## [EXERCISE]
Would you write out the listing verbatim and skip every picture in it?

[Dataset rows]
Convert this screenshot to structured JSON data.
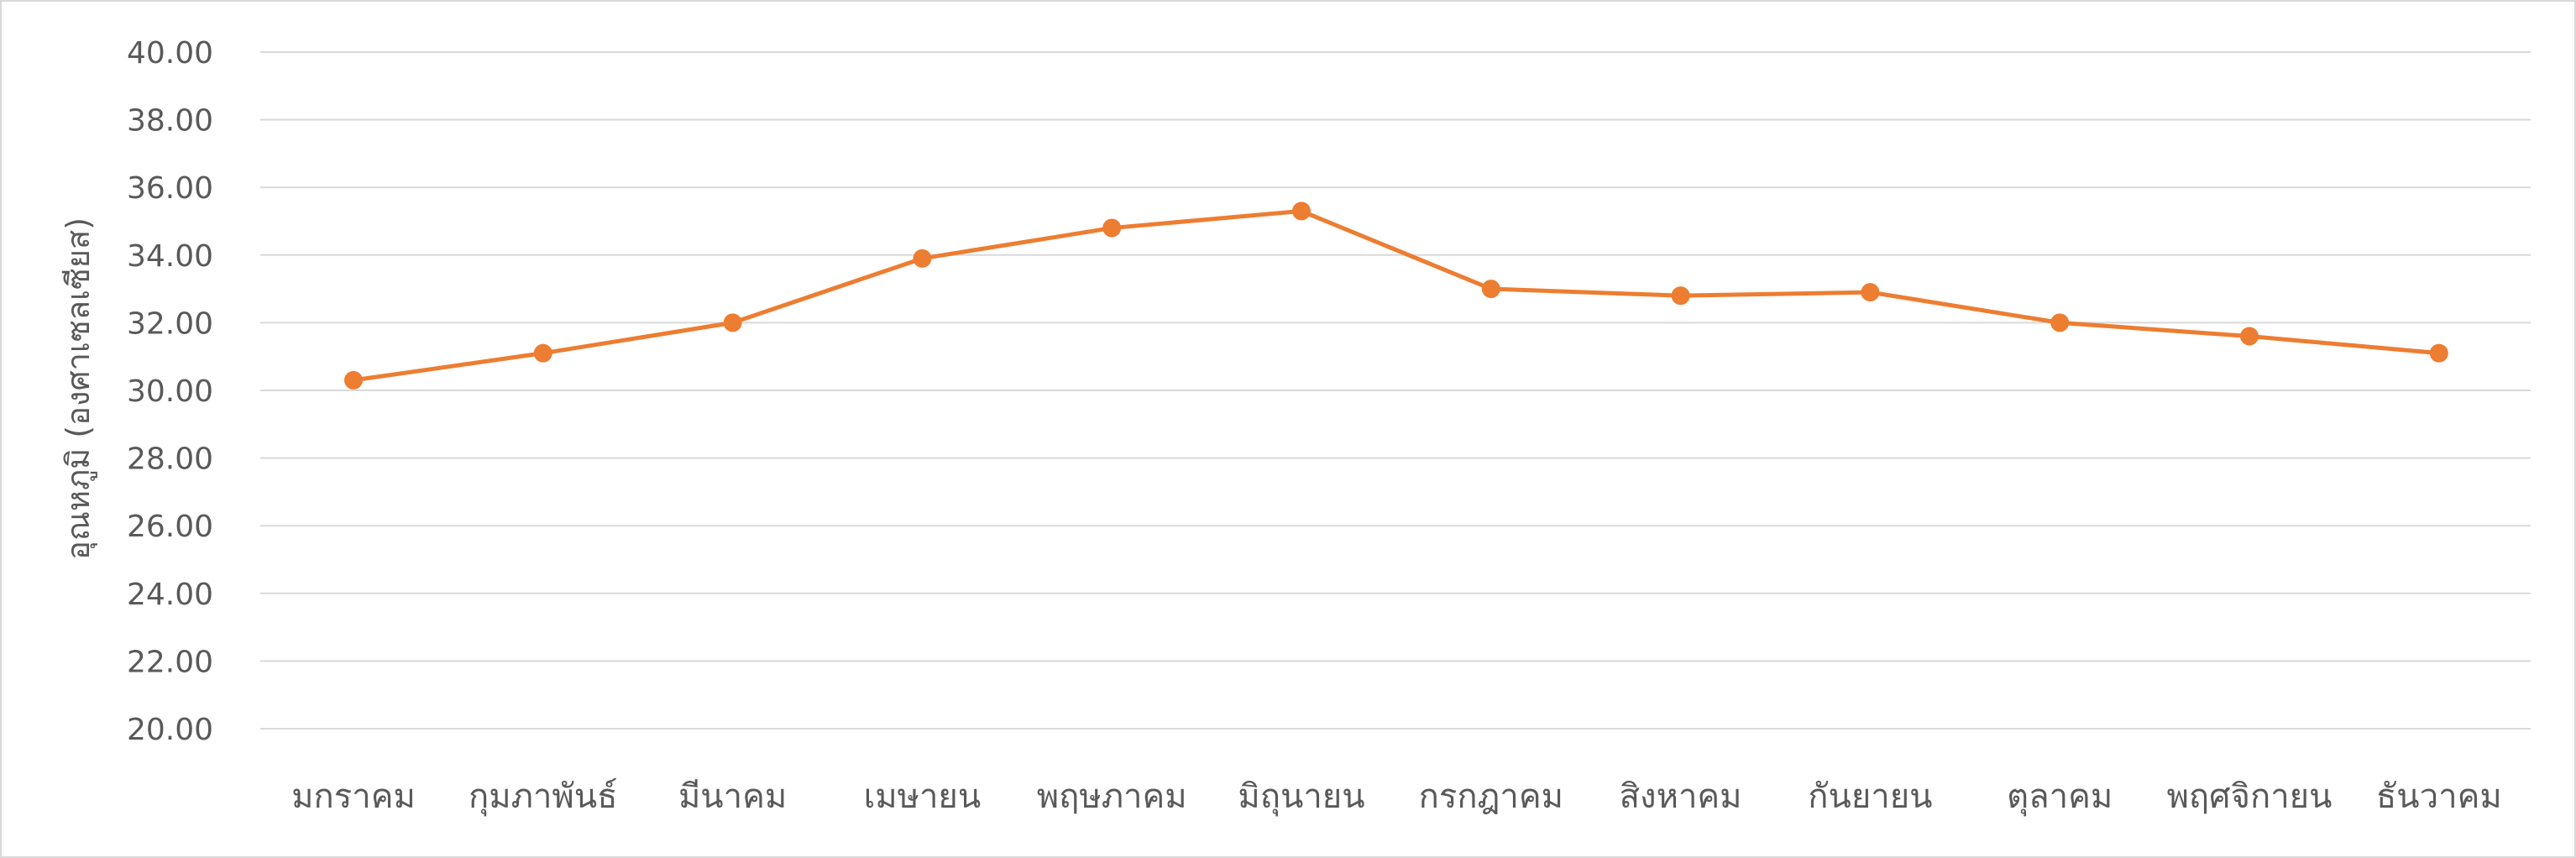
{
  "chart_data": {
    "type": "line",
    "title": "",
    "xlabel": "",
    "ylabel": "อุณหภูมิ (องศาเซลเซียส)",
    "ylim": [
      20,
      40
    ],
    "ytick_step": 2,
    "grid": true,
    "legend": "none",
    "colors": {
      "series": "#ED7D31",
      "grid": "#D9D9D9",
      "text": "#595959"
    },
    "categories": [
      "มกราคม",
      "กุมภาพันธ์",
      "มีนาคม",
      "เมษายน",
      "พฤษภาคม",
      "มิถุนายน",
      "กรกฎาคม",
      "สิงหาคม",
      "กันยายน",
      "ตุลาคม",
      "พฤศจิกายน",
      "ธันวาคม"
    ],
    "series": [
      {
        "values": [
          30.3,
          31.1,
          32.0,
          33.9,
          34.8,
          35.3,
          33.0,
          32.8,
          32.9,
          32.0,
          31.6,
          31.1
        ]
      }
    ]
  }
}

## [ANSWER TO THIS TASK]
Convert this screenshot to structured JSON data.
{
  "chart_data": {
    "type": "line",
    "title": "",
    "xlabel": "",
    "ylabel": "อุณหภูมิ (องศาเซลเซียส)",
    "ylim": [
      20,
      40
    ],
    "ytick_step": 2,
    "grid": true,
    "legend": "none",
    "colors": {
      "series": "#ED7D31",
      "grid": "#D9D9D9",
      "text": "#595959"
    },
    "categories": [
      "มกราคม",
      "กุมภาพันธ์",
      "มีนาคม",
      "เมษายน",
      "พฤษภาคม",
      "มิถุนายน",
      "กรกฎาคม",
      "สิงหาคม",
      "กันยายน",
      "ตุลาคม",
      "พฤศจิกายน",
      "ธันวาคม"
    ],
    "series": [
      {
        "values": [
          30.3,
          31.1,
          32.0,
          33.9,
          34.8,
          35.3,
          33.0,
          32.8,
          32.9,
          32.0,
          31.6,
          31.1
        ]
      }
    ]
  }
}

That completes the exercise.